▶ **Given instruction**:
Retype the data that follows line by line, exactly, and leave its pictures out.

** BEGIN Record extracts **

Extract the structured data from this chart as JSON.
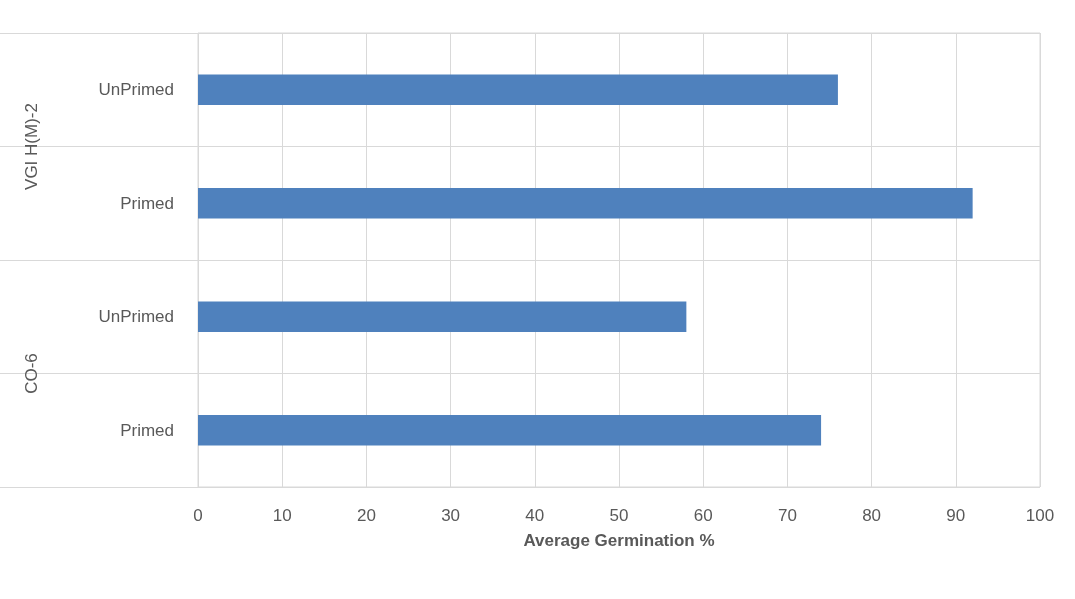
{
  "chart_data": {
    "type": "bar",
    "orientation": "horizontal",
    "xlabel": "Average Germination %",
    "categories": [
      "UnPrimed",
      "Primed",
      "UnPrimed",
      "Primed"
    ],
    "values": [
      76,
      92,
      58,
      74
    ],
    "color": "#4f81bd",
    "xlim": [
      0,
      100
    ],
    "xticks": [
      0,
      10,
      20,
      30,
      40,
      50,
      60,
      70,
      80,
      90,
      100
    ],
    "grid": true,
    "annotations": [
      "VGI H(M)-2",
      "CO-6"
    ]
  }
}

** END Record extracts **

▶ **Answer to the exercise**:
Extract the structured data from this chart as JSON.
{
  "chart_data": {
    "type": "bar",
    "orientation": "horizontal",
    "xlabel": "Average Germination %",
    "categories": [
      "UnPrimed",
      "Primed",
      "UnPrimed",
      "Primed"
    ],
    "values": [
      76,
      92,
      58,
      74
    ],
    "color": "#4f81bd",
    "xlim": [
      0,
      100
    ],
    "xticks": [
      0,
      10,
      20,
      30,
      40,
      50,
      60,
      70,
      80,
      90,
      100
    ],
    "grid": true,
    "annotations": [
      "VGI H(M)-2",
      "CO-6"
    ]
  }
}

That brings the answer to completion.